__Given text__.
========================================

Late-night hosts talk Donald Trump’s banter at Chick-fil-A, his delay tactics in court and Republican hypocrisy with outrage over Arizona’s abortion ban from 1864.
Jimmy Kimmel
From Los Angeles, Jimmy Kimmel looked forward to the start of Donald Trump’s hush-money trial next Monday in New York. “All his many efforts to delay it have failed,” he remarked on Thursday evening. “His only move left is to have sex with everyone in the court and pay them $130,000 to keep their mouths shut.”
Trump has lost three appeals in as many days to delay the trial. “He does this in every trial to gum up the mechanism. He keeps challenging and challenging, and it works,” Kimmel explained. “All these trials are behind schedule, and most won’t likely happen until after the election, if at all.
“Which, I don’t know, it seems like quite a lot of due process for a witch-hunt to me,” he continued. “It’s like, ‘We can’t burn this witch yet, her attorneys are saying the water we use to see if she floats wasn’t distilled.’
“But you know what they say: if at first, second, third, fourth, fifth, sixth, seventh, eighth, ninth or tenth you don’t succeed, cry, cry again.”
In other GOP news, the Florida governor, Ron DeSantis, has reportedly started telling donors that he will fundraise for Trump, his former bitter rival in the Republican primary. “Which should be easy, given his natural magnetism and charm,” Kimmel deadpanned.
DeSantis “spent the better part of a year trashing Trump. Now he wants to raise money for him,” Kimmel explained. “And there’s actually a very good reason why: he’s a little bitch. It’s another chicken with his backbone removed.”

========================================

__Assignment__. Copy the late-night roundup from the words "Trump has lost" through "election, if at all.", switching "Kimmel" to "the host". The lines that come next are from a separate source, not from the late-night roundup.

========================================

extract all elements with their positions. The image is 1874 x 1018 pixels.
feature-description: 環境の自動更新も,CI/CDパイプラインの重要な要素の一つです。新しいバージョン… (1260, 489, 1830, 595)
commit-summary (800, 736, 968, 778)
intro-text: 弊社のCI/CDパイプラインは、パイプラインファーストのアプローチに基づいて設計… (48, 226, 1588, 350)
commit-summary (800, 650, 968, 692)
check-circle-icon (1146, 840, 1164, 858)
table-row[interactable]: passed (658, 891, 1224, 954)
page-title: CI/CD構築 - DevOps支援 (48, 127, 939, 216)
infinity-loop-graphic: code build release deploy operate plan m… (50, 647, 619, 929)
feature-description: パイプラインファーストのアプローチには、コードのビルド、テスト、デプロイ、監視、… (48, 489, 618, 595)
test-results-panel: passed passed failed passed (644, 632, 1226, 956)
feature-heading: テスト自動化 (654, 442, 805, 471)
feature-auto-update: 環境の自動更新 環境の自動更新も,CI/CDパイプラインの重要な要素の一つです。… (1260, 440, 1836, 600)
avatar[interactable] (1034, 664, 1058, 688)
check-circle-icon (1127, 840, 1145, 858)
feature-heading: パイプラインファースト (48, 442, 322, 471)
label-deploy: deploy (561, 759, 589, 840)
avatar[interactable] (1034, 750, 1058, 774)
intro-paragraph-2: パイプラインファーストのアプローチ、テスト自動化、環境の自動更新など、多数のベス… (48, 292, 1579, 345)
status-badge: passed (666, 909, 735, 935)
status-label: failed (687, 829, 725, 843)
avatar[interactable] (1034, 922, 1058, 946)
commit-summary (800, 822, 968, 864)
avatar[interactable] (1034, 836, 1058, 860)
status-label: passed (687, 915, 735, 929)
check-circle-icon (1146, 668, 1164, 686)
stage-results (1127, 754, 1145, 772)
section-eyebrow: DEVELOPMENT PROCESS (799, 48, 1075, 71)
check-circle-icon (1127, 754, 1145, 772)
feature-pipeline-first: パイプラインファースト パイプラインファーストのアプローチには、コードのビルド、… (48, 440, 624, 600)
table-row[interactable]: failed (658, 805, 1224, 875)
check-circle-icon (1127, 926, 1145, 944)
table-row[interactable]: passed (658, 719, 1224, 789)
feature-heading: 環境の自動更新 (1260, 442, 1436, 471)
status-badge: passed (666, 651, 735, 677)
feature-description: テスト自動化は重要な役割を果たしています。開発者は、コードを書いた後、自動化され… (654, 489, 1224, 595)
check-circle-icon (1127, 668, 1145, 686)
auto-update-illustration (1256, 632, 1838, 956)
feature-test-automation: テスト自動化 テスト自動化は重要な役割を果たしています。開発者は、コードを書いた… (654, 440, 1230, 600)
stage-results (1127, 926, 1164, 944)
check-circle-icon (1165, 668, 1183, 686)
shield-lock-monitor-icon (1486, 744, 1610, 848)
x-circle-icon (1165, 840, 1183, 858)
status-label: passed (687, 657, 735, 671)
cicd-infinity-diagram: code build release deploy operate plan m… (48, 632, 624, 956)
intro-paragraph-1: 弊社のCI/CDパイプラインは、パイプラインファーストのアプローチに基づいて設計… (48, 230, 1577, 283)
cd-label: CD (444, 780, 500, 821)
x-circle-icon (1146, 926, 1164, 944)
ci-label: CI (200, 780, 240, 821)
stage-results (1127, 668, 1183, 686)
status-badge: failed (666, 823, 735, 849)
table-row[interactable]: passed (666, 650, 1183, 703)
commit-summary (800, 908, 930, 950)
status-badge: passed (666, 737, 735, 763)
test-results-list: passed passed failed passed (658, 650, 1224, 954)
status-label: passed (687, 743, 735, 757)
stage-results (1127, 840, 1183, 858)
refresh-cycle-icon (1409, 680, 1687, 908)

========================================

__Response to this exercise__.
Trump has lost three appeals in as many days to delay the trial. “He does this in every trial to gum up the mechanism. He keeps challenging and challenging, and it works,” the host explained. “All these trials are behind schedule, and most won’t likely happen until after the election, if at all.